◆ Provided information:
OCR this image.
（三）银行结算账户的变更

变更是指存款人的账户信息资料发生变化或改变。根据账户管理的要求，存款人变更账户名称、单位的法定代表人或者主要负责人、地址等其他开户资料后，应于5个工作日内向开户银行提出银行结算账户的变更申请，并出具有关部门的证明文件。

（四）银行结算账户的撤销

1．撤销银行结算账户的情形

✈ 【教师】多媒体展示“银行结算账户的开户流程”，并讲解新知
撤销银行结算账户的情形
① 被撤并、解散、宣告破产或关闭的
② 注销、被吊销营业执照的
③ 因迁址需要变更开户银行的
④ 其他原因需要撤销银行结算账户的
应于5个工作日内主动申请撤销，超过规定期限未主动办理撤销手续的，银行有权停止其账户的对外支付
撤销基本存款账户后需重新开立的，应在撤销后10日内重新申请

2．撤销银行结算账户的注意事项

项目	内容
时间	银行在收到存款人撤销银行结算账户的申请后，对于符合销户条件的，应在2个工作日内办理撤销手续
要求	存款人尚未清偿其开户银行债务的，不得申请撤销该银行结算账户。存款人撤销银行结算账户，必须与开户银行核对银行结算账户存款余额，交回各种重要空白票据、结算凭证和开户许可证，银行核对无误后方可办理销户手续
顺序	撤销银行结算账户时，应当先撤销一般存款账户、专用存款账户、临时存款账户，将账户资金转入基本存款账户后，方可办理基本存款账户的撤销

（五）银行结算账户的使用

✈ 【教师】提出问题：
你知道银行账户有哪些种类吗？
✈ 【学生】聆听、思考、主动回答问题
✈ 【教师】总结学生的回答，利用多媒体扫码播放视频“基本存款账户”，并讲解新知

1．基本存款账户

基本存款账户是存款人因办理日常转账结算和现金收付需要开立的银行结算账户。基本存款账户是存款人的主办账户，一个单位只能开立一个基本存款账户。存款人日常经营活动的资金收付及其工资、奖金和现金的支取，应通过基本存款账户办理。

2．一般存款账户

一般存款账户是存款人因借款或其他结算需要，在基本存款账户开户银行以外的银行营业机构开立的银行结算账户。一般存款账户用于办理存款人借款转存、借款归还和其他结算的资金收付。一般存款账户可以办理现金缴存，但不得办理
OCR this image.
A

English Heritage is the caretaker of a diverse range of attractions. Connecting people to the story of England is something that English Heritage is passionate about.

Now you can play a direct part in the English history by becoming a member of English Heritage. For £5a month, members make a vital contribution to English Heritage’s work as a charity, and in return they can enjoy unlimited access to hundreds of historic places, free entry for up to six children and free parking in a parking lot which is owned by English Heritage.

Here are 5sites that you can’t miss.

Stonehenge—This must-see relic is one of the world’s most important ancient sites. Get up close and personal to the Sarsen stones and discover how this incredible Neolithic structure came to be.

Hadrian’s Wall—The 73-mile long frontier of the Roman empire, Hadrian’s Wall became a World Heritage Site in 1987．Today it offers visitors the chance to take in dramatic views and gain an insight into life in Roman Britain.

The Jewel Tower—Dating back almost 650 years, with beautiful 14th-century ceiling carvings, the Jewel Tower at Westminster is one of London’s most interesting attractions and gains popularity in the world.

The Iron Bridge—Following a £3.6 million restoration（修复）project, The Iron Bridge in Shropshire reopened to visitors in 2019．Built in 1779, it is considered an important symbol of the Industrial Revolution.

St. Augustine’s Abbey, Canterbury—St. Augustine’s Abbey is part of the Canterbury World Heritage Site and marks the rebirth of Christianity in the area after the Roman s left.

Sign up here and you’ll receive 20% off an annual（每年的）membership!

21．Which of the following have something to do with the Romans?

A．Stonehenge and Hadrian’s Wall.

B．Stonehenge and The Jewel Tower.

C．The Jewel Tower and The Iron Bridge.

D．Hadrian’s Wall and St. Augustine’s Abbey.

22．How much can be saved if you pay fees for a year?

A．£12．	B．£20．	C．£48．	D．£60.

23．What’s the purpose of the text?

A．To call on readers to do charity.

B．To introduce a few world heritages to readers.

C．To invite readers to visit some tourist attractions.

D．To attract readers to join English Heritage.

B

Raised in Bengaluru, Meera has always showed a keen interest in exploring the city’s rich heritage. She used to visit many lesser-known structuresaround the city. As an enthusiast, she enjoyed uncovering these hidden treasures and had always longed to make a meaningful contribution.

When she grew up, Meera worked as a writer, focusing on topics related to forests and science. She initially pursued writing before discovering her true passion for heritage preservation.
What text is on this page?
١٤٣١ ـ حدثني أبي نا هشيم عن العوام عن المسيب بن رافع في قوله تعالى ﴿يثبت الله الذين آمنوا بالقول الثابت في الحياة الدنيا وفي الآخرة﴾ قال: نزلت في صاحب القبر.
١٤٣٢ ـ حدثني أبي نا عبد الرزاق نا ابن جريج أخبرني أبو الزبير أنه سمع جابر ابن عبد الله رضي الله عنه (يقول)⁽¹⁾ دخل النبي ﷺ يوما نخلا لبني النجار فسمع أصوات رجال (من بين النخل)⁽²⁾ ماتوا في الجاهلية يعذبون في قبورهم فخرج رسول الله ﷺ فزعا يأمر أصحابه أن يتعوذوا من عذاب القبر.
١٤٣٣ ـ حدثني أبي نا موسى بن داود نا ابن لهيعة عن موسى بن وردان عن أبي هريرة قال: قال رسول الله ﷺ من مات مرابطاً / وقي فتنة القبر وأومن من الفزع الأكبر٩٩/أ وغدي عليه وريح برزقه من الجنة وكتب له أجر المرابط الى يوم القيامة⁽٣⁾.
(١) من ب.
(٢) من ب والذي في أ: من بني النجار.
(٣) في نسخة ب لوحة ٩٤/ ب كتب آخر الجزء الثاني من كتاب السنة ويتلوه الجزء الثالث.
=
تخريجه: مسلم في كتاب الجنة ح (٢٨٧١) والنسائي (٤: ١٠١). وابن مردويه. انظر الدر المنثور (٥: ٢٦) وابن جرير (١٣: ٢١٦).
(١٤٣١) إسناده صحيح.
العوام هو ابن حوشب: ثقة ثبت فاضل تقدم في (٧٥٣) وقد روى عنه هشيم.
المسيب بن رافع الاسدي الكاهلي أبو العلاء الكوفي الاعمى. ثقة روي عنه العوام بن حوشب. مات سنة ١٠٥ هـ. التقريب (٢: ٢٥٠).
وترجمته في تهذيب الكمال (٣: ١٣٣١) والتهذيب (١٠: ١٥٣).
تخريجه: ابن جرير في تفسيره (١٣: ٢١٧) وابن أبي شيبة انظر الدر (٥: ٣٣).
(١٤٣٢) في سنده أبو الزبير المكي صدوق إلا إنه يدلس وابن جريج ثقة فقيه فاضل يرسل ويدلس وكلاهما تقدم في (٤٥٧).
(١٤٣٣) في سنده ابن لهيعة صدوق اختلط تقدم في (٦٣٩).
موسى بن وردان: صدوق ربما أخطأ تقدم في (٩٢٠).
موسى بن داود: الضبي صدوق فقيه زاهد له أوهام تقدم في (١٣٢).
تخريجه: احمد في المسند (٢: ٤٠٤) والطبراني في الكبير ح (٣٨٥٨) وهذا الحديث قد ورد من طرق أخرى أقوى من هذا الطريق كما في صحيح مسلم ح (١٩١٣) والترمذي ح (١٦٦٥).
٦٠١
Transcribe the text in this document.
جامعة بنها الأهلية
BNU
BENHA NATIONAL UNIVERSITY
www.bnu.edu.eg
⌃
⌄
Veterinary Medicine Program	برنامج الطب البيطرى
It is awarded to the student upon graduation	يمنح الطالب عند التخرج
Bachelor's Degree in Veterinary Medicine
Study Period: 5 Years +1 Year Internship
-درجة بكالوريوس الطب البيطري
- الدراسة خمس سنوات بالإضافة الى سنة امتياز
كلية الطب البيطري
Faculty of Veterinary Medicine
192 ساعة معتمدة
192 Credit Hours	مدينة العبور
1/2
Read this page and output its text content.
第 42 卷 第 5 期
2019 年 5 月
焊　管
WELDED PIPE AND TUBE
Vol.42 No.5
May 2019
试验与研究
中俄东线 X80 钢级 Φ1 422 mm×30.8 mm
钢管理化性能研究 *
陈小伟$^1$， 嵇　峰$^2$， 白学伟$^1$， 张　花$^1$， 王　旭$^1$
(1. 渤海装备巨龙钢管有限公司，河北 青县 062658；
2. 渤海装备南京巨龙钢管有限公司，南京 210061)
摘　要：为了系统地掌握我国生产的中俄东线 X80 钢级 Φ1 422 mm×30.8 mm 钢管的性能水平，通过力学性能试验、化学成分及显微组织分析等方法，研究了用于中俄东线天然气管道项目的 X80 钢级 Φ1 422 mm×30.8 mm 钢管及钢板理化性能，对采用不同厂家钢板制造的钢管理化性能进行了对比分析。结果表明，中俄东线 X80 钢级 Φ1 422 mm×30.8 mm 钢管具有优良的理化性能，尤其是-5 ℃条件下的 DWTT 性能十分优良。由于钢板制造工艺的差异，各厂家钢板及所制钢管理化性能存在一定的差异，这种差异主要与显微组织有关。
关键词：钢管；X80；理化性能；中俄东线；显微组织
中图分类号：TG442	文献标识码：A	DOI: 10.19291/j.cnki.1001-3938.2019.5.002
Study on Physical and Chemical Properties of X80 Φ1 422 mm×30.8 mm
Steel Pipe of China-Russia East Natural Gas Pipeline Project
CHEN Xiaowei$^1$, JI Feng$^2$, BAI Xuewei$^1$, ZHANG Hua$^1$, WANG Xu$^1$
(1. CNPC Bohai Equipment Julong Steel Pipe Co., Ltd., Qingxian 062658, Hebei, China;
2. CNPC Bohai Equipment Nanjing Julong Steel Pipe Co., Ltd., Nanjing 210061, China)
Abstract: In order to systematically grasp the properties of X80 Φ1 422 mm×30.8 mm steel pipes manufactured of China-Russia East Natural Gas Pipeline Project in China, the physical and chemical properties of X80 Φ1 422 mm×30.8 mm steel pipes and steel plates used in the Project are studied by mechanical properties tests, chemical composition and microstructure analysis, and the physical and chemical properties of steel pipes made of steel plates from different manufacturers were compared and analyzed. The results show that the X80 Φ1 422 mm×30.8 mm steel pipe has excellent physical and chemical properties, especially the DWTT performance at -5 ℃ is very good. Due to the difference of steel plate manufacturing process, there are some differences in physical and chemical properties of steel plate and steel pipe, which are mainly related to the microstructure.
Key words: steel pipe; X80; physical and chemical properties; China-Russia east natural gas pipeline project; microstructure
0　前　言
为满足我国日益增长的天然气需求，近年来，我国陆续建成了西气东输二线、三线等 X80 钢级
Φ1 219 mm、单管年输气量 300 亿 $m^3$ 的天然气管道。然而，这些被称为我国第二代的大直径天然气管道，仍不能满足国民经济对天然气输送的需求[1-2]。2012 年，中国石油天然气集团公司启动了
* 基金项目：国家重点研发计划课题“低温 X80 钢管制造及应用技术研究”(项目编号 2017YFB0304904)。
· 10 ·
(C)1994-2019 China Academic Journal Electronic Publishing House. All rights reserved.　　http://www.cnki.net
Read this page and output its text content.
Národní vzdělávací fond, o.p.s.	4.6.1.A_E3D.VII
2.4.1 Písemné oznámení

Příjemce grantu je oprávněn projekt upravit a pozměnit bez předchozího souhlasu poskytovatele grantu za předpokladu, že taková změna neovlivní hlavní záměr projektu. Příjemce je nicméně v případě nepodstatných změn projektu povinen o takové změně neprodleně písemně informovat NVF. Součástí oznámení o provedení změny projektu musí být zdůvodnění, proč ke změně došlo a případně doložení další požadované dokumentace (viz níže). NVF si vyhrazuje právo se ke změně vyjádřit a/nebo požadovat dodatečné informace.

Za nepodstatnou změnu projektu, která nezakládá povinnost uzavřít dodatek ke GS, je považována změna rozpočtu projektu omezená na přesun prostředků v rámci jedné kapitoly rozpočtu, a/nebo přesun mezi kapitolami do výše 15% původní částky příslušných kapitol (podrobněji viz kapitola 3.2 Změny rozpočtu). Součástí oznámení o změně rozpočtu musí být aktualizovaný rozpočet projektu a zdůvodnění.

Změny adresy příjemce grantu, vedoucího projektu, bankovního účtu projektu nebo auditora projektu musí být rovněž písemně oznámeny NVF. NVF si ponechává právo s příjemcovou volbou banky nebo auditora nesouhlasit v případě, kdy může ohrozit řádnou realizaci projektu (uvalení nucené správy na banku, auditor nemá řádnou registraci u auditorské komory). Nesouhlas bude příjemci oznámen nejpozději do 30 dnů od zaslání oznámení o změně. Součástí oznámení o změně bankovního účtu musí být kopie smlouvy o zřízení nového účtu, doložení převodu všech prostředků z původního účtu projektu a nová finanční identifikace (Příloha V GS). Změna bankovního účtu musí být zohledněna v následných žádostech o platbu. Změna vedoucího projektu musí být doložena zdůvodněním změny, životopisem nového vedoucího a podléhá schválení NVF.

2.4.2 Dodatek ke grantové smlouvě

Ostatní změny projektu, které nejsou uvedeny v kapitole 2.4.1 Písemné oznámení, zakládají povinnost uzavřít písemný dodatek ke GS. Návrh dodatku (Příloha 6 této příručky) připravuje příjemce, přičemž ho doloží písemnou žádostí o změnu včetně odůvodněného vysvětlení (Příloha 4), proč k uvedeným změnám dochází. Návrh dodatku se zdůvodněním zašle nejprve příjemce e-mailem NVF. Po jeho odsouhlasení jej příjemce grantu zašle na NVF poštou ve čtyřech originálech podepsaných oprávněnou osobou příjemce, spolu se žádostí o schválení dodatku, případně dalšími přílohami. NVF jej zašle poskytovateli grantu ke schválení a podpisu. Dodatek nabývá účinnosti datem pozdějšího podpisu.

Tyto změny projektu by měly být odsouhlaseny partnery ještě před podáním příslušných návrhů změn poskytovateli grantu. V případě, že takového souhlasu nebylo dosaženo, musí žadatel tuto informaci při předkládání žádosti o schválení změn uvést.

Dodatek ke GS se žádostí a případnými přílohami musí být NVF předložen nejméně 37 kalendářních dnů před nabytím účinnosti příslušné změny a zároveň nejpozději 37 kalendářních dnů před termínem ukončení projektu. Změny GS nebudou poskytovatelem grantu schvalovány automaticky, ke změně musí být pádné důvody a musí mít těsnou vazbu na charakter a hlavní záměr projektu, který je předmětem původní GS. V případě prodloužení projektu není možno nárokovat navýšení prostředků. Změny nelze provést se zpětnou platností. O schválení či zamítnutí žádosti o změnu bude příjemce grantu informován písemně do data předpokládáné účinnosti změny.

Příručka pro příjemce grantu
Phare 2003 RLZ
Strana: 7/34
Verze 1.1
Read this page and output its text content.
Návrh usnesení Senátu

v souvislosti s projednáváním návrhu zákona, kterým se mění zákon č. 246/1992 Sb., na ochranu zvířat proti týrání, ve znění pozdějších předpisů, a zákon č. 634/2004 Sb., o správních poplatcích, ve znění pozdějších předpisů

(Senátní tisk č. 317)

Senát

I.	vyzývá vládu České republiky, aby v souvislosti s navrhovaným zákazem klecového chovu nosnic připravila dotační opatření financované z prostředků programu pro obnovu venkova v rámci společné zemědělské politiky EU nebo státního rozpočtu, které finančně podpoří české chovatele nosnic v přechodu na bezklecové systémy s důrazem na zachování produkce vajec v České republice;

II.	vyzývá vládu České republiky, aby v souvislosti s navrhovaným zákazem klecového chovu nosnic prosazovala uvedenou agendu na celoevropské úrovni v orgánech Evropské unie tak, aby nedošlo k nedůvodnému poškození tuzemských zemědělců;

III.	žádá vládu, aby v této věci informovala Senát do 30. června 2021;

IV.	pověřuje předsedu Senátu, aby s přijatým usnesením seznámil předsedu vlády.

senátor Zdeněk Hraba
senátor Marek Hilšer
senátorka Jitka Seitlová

◆ What you will do: Only lines with the word "داود" are wanted, so copy each one from the records.

◆ Result of this task:
١٤٣٣ ـ حدثني أبي نا موسى بن داود نا ابن لهيعة عن موسى بن وردان عن أبي هريرة قال: قال رسول الله ﷺ من مات مرابطاً / وقي فتنة القبر وأومن من الفزع الأكبر٩٩/أ وغدي عليه وريح برزقه من الجنة وكتب له أجر المرابط الى يوم القيامة⁽٣⁾.
موسى بن داود: الضبي صدوق فقيه زاهد له أوهام تقدم في (١٣٢).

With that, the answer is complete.